WHAT YOU NEED TO DO: Gather all lines in the records below that include the word "screenshot".

--- start INFORMATION SHOWN ---

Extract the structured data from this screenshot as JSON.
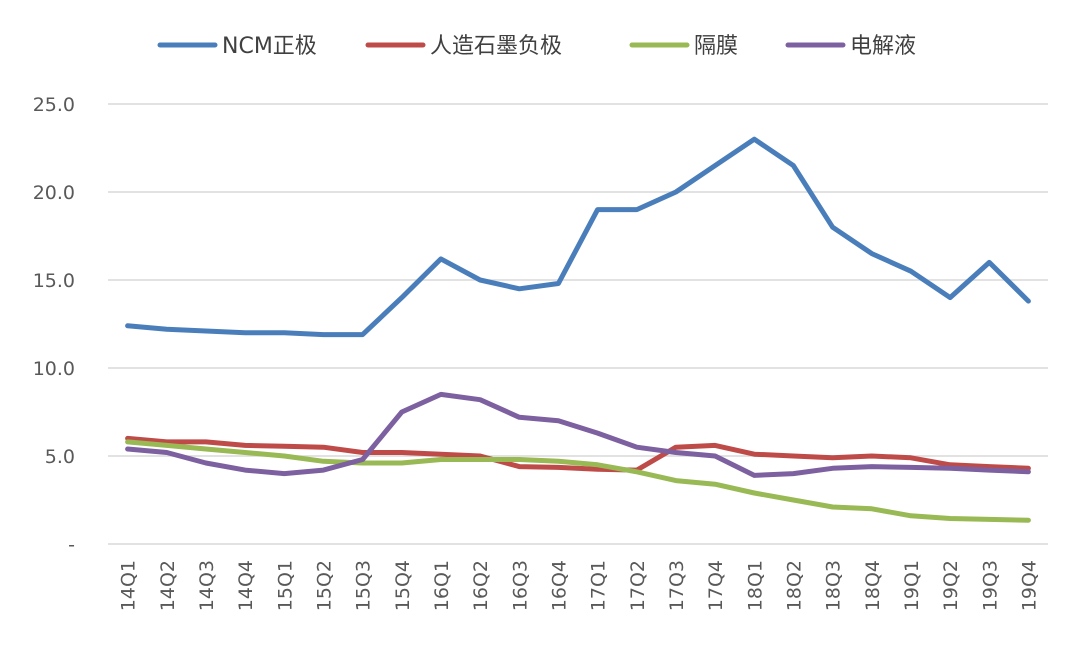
{
  "chart_data": {
    "type": "line",
    "title": "",
    "xlabel": "",
    "ylabel": "",
    "ylim": [
      0,
      25
    ],
    "yticks": [
      0,
      5,
      10,
      15,
      20,
      25
    ],
    "ytick_labels": [
      "-",
      "5.0",
      "10.0",
      "15.0",
      "20.0",
      "25.0"
    ],
    "grid": true,
    "legend_position": "top",
    "categories": [
      "14Q1",
      "14Q2",
      "14Q3",
      "14Q4",
      "15Q1",
      "15Q2",
      "15Q3",
      "15Q4",
      "16Q1",
      "16Q2",
      "16Q3",
      "16Q4",
      "17Q1",
      "17Q2",
      "17Q3",
      "17Q4",
      "18Q1",
      "18Q2",
      "18Q3",
      "18Q4",
      "19Q1",
      "19Q2",
      "19Q3",
      "19Q4"
    ],
    "series": [
      {
        "name": "NCM正极",
        "color": "#4a7ebb",
        "values": [
          12.4,
          12.2,
          12.1,
          12.0,
          12.0,
          11.9,
          11.9,
          14.0,
          16.2,
          15.0,
          14.5,
          14.8,
          19.0,
          19.0,
          20.0,
          21.5,
          23.0,
          21.5,
          18.0,
          16.5,
          15.5,
          14.0,
          16.0,
          13.8
        ]
      },
      {
        "name": "人造石墨负极",
        "color": "#be4b48",
        "values": [
          6.0,
          5.8,
          5.8,
          5.6,
          5.55,
          5.5,
          5.2,
          5.2,
          5.1,
          5.0,
          4.4,
          4.35,
          4.25,
          4.2,
          5.5,
          5.6,
          5.1,
          5.0,
          4.9,
          5.0,
          4.9,
          4.5,
          4.4,
          4.3
        ]
      },
      {
        "name": "隔膜",
        "color": "#98b954",
        "values": [
          5.8,
          5.6,
          5.4,
          5.2,
          5.0,
          4.7,
          4.6,
          4.6,
          4.8,
          4.8,
          4.8,
          4.7,
          4.5,
          4.1,
          3.6,
          3.4,
          2.9,
          2.5,
          2.1,
          2.0,
          1.6,
          1.45,
          1.4,
          1.35
        ]
      },
      {
        "name": "电解液",
        "color": "#7d60a0",
        "values": [
          5.4,
          5.2,
          4.6,
          4.2,
          4.0,
          4.2,
          4.8,
          7.5,
          8.5,
          8.2,
          7.2,
          7.0,
          6.3,
          5.5,
          5.2,
          5.0,
          3.9,
          4.0,
          4.3,
          4.4,
          4.35,
          4.3,
          4.2,
          4.1
        ]
      }
    ]
  }
}
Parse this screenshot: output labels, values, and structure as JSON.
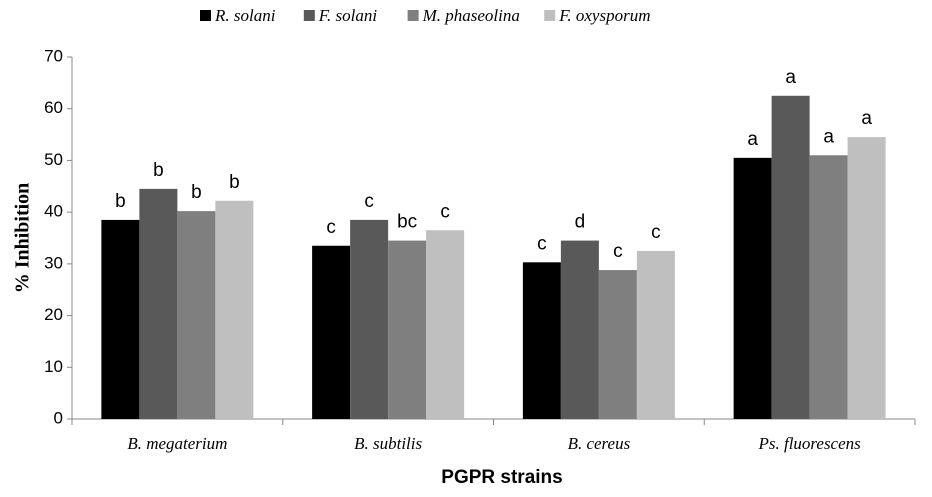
{
  "chart_data": {
    "type": "bar",
    "x_label": "PGPR strains",
    "y_label": "% Inhibition",
    "categories": [
      "B. megaterium",
      "B. subtilis",
      "B. cereus",
      "Ps. fluorescens"
    ],
    "series": [
      {
        "name": "R. solani",
        "color": "#000000",
        "values": [
          38.5,
          33.5,
          30.3,
          50.5
        ],
        "letters": [
          "b",
          "c",
          "c",
          "a"
        ]
      },
      {
        "name": "F. solani",
        "color": "#595959",
        "values": [
          44.5,
          38.5,
          34.5,
          62.5
        ],
        "letters": [
          "b",
          "c",
          "d",
          "a"
        ]
      },
      {
        "name": "M. phaseolina",
        "color": "#7f7f7f",
        "values": [
          40.2,
          34.5,
          28.8,
          51
        ],
        "letters": [
          "b",
          "bc",
          "c",
          "a"
        ]
      },
      {
        "name": "F. oxysporum",
        "color": "#bfbfbf",
        "values": [
          42.2,
          36.5,
          32.5,
          54.5
        ],
        "letters": [
          "b",
          "c",
          "c",
          "a"
        ]
      }
    ],
    "ylim": [
      0,
      70
    ],
    "yticks": [
      0,
      10,
      20,
      30,
      40,
      50,
      60,
      70
    ],
    "grid": false,
    "legend": "top"
  }
}
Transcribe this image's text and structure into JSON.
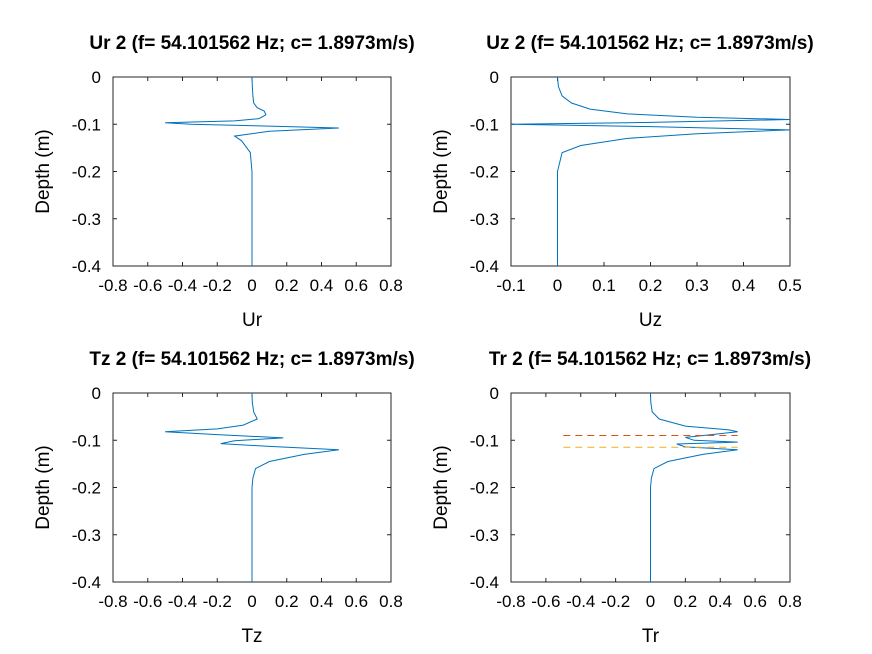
{
  "chart_data": [
    {
      "type": "line",
      "title": "Ur 2 (f= 54.101562 Hz; c= 1.8973m/s)",
      "xlabel": "Ur",
      "ylabel": "Depth (m)",
      "xlim": [
        -0.8,
        0.8
      ],
      "ylim": [
        -0.4,
        0
      ],
      "xticks": [
        "-0.8",
        "-0.6",
        "-0.4",
        "-0.2",
        "0",
        "0.2",
        "0.4",
        "0.6",
        "0.8"
      ],
      "yticks": [
        "0",
        "-0.1",
        "-0.2",
        "-0.3",
        "-0.4"
      ],
      "grid": false,
      "series": [
        {
          "color": "#0072bd",
          "x": [
            0,
            0.002,
            0.005,
            0.01,
            0.03,
            0.07,
            0.08,
            0.04,
            -0.1,
            -0.5,
            -0.35,
            0.1,
            0.5,
            0.1,
            -0.1,
            -0.06,
            -0.01,
            0,
            0
          ],
          "y": [
            0,
            -0.02,
            -0.04,
            -0.055,
            -0.065,
            -0.072,
            -0.08,
            -0.088,
            -0.093,
            -0.097,
            -0.1,
            -0.104,
            -0.108,
            -0.115,
            -0.125,
            -0.135,
            -0.16,
            -0.2,
            -0.4
          ]
        }
      ]
    },
    {
      "type": "line",
      "title": "Uz 2 (f= 54.101562 Hz; c= 1.8973m/s)",
      "xlabel": "Uz",
      "ylabel": "Depth (m)",
      "xlim": [
        -0.1,
        0.5
      ],
      "ylim": [
        -0.4,
        0
      ],
      "xticks": [
        "-0.1",
        "0",
        "0.1",
        "0.2",
        "0.3",
        "0.4",
        "0.5"
      ],
      "yticks": [
        "0",
        "-0.1",
        "-0.2",
        "-0.3",
        "-0.4"
      ],
      "grid": false,
      "series": [
        {
          "color": "#0072bd",
          "x": [
            0,
            0.002,
            0.01,
            0.03,
            0.07,
            0.15,
            0.3,
            0.5,
            0.2,
            -0.1,
            0.2,
            0.5,
            0.3,
            0.15,
            0.05,
            0.01,
            0,
            0
          ],
          "y": [
            0,
            -0.02,
            -0.04,
            -0.055,
            -0.068,
            -0.078,
            -0.085,
            -0.09,
            -0.096,
            -0.1,
            -0.105,
            -0.112,
            -0.12,
            -0.13,
            -0.145,
            -0.16,
            -0.2,
            -0.4
          ]
        }
      ]
    },
    {
      "type": "line",
      "title": "Tz 2 (f= 54.101562 Hz; c= 1.8973m/s)",
      "xlabel": "Tz",
      "ylabel": "Depth (m)",
      "xlim": [
        -0.8,
        0.8
      ],
      "ylim": [
        -0.4,
        0
      ],
      "xticks": [
        "-0.8",
        "-0.6",
        "-0.4",
        "-0.2",
        "0",
        "0.2",
        "0.4",
        "0.6",
        "0.8"
      ],
      "yticks": [
        "0",
        "-0.1",
        "-0.2",
        "-0.3",
        "-0.4"
      ],
      "grid": false,
      "series": [
        {
          "color": "#0072bd",
          "x": [
            0,
            0.002,
            0.01,
            0.03,
            -0.05,
            -0.2,
            -0.5,
            -0.2,
            0.18,
            -0.1,
            -0.18,
            0.1,
            0.5,
            0.3,
            0.1,
            0.02,
            0.005,
            0,
            0
          ],
          "y": [
            0,
            -0.02,
            -0.04,
            -0.055,
            -0.068,
            -0.076,
            -0.082,
            -0.088,
            -0.095,
            -0.101,
            -0.107,
            -0.113,
            -0.12,
            -0.13,
            -0.145,
            -0.16,
            -0.18,
            -0.2,
            -0.4
          ]
        }
      ]
    },
    {
      "type": "line",
      "title": "Tr 2 (f= 54.101562 Hz; c= 1.8973m/s)",
      "xlabel": "Tr",
      "ylabel": "Depth (m)",
      "xlim": [
        -0.8,
        0.8
      ],
      "ylim": [
        -0.4,
        0
      ],
      "xticks": [
        "-0.8",
        "-0.6",
        "-0.4",
        "-0.2",
        "0",
        "0.2",
        "0.4",
        "0.6",
        "0.8"
      ],
      "yticks": [
        "0",
        "-0.1",
        "-0.2",
        "-0.3",
        "-0.4"
      ],
      "grid": false,
      "series": [
        {
          "color": "#0072bd",
          "x": [
            0,
            0.002,
            0.01,
            0.05,
            0.2,
            0.45,
            0.5,
            0.35,
            0.2,
            0.25,
            0.5,
            0.15,
            0.2,
            0.5,
            0.3,
            0.1,
            0.02,
            0.005,
            0,
            0
          ],
          "y": [
            0,
            -0.02,
            -0.04,
            -0.055,
            -0.07,
            -0.078,
            -0.082,
            -0.088,
            -0.094,
            -0.1,
            -0.104,
            -0.108,
            -0.114,
            -0.12,
            -0.13,
            -0.145,
            -0.16,
            -0.18,
            -0.2,
            -0.4
          ]
        },
        {
          "color": "#d95319",
          "dash": true,
          "x": [
            -0.5,
            0.5
          ],
          "y": [
            -0.09,
            -0.09
          ]
        },
        {
          "color": "#edb120",
          "dash": true,
          "x": [
            -0.5,
            0.5
          ],
          "y": [
            -0.115,
            -0.115
          ]
        }
      ]
    }
  ]
}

--- end INFORMATION SHOWN ---

REPLY:
Extract the structured data from this screenshot as JSON.
Parse this screenshot: output labels, values, and structure as JSON.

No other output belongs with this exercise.